* [What you have to do] Repeat every line exactly, keeping the pictures out of the copy.

* [Supplied information]
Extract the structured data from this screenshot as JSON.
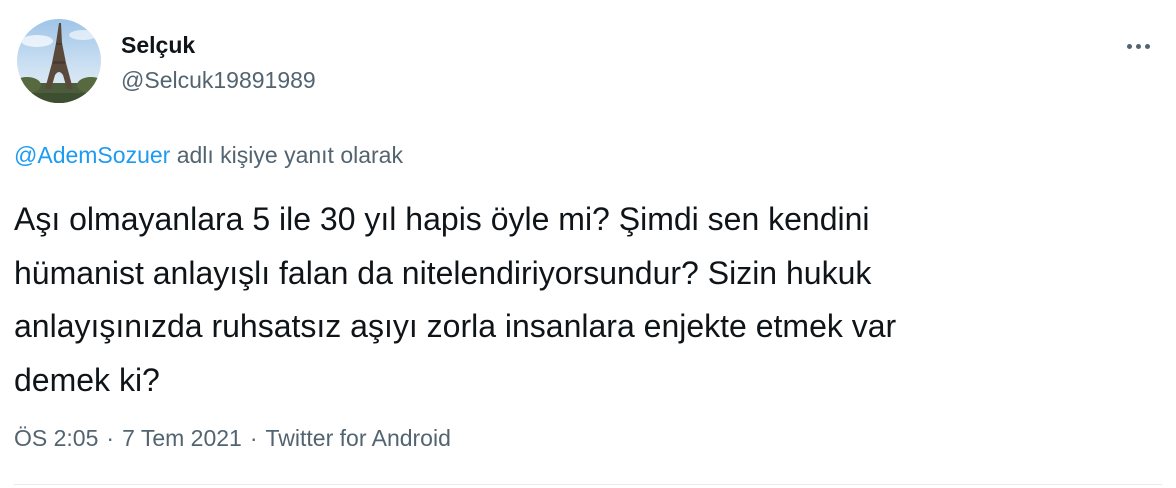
{
  "tweet": {
    "author": {
      "display_name": "Selçuk",
      "handle": "@Selcuk19891989",
      "avatar": "eiffel-tower-photo"
    },
    "more_icon": "more-horizontal-icon",
    "reply_to": {
      "mention": "@AdemSozuer",
      "suffix": " adlı kişiye yanıt olarak"
    },
    "text": "Aşı olmayanlara 5 ile 30 yıl hapis öyle mi? Şimdi sen kendini\nhümanist anlayışlı falan da nitelendiriyorsundur? Sizin hukuk\nanlayışınızda ruhsatsız aşıyı zorla insanlara enjekte etmek var\ndemek ki?",
    "meta": {
      "time": "ÖS 2:05",
      "date": "7 Tem 2021",
      "source": "Twitter for Android",
      "separator": "·"
    }
  },
  "colors": {
    "text_primary": "#0f1419",
    "text_secondary": "#536471",
    "link": "#1d9bf0",
    "divider": "#e6ecf0"
  }
}
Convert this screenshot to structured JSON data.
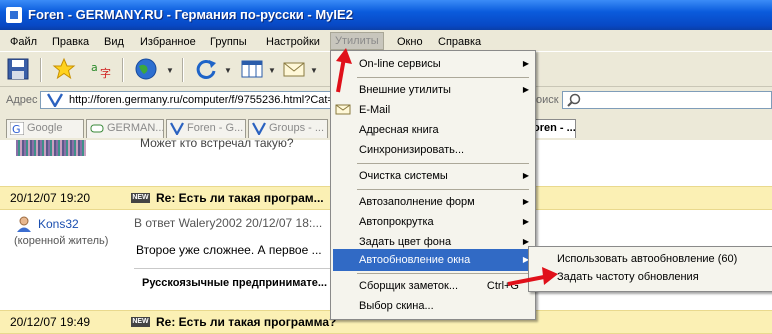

* [The completed task]
Extract the structured data from this screenshot as JSON.
{
  "tweet": {
    "author": {
      "display_name": "Selçuk",
      "handle": "@Selcuk19891989",
      "avatar": "eiffel-tower-photo"
    },
    "more_icon": "more-horizontal-icon",
    "reply_to": {
      "mention": "@AdemSozuer",
      "suffix": " adlı kişiye yanıt olarak"
    },
    "text": "Aşı olmayanlara 5 ile 30 yıl hapis öyle mi? Şimdi sen kendini\nhümanist anlayışlı falan da nitelendiriyorsundur? Sizin hukuk\nanlayışınızda ruhsatsız aşıyı zorla insanlara enjekte etmek var\ndemek ki?",
    "meta": {
      "time": "ÖS 2:05",
      "date": "7 Tem 2021",
      "source": "Twitter for Android",
      "separator": "·"
    }
  },
  "colors": {
    "text_primary": "#0f1419",
    "text_secondary": "#536471",
    "link": "#1d9bf0",
    "divider": "#e6ecf0"
  }
}
Convert this screenshot to structured JSON data.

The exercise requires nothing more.